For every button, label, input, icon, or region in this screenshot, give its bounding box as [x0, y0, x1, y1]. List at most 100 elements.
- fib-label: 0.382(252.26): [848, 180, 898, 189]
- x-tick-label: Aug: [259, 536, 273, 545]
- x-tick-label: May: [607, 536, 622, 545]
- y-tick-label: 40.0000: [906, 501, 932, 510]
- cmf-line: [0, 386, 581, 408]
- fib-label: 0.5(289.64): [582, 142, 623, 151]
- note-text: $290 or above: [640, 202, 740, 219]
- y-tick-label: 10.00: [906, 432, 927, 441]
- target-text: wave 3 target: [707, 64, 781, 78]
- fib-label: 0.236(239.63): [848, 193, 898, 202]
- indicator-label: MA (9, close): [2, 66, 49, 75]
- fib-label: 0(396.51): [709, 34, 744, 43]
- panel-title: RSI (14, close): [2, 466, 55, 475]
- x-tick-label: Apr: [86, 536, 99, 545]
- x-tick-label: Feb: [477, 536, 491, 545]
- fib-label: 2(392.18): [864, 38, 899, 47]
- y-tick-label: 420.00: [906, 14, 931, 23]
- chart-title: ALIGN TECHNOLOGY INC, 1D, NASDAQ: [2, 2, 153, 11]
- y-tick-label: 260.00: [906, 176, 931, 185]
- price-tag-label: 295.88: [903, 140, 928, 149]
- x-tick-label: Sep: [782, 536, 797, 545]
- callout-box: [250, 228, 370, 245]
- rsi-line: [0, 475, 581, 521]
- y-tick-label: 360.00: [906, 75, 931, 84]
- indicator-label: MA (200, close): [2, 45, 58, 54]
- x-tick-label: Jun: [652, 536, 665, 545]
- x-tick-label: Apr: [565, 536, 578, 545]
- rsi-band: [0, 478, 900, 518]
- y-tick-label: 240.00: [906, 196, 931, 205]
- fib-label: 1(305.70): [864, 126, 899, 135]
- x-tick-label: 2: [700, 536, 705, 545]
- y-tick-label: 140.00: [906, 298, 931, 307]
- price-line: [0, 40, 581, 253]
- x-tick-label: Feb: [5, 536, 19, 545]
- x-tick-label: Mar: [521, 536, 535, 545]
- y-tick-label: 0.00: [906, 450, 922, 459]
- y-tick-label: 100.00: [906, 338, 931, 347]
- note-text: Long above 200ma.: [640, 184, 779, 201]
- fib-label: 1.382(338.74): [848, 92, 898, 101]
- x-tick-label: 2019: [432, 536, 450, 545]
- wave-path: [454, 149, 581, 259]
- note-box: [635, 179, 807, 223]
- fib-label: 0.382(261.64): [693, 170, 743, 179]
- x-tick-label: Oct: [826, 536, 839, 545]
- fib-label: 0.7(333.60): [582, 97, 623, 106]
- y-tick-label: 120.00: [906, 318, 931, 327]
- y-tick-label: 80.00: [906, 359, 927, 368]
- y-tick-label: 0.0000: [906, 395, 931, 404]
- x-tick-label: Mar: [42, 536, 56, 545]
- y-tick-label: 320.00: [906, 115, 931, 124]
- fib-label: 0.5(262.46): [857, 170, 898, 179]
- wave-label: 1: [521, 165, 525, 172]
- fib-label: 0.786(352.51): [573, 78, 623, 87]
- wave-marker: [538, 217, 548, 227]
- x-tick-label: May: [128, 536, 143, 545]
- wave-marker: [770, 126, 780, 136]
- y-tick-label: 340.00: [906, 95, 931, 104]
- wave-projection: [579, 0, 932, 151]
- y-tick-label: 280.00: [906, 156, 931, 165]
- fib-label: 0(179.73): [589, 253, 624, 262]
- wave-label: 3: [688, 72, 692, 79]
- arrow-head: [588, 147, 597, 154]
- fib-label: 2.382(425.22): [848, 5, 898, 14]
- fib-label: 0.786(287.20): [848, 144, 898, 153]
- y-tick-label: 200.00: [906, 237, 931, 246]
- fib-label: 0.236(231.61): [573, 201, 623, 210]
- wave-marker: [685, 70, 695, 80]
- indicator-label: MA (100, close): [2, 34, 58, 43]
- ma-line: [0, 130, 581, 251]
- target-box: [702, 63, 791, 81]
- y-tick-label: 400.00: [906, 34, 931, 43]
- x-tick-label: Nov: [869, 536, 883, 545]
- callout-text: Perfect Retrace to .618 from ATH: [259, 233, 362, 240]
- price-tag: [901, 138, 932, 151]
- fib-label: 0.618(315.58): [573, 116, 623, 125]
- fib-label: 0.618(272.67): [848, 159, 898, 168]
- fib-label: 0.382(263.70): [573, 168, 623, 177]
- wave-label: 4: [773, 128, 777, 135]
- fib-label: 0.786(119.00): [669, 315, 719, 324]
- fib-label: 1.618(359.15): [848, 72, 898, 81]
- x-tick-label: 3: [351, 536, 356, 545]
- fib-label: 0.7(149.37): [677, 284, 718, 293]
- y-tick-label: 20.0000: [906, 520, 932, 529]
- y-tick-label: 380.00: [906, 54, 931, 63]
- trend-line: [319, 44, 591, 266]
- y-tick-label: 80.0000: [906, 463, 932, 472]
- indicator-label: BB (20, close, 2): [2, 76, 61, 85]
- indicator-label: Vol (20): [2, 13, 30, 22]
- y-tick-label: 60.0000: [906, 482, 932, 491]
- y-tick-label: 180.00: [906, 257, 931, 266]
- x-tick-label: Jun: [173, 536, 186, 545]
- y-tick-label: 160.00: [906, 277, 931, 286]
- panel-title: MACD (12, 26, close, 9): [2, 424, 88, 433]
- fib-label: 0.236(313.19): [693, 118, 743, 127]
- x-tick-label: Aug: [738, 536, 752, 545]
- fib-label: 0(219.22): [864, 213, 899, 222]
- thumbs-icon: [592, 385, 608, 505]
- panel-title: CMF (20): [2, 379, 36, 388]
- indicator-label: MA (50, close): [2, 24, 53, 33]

*Esercizio breve*
Elenca, ricopiandole per intero, tutte le righe del materiale qui sopra in cui compare la stringa "above".

*Risposta scritta*
- note-text: $290 or above: [640, 202, 740, 219]
- note-text: Long above 200ma.: [640, 184, 779, 201]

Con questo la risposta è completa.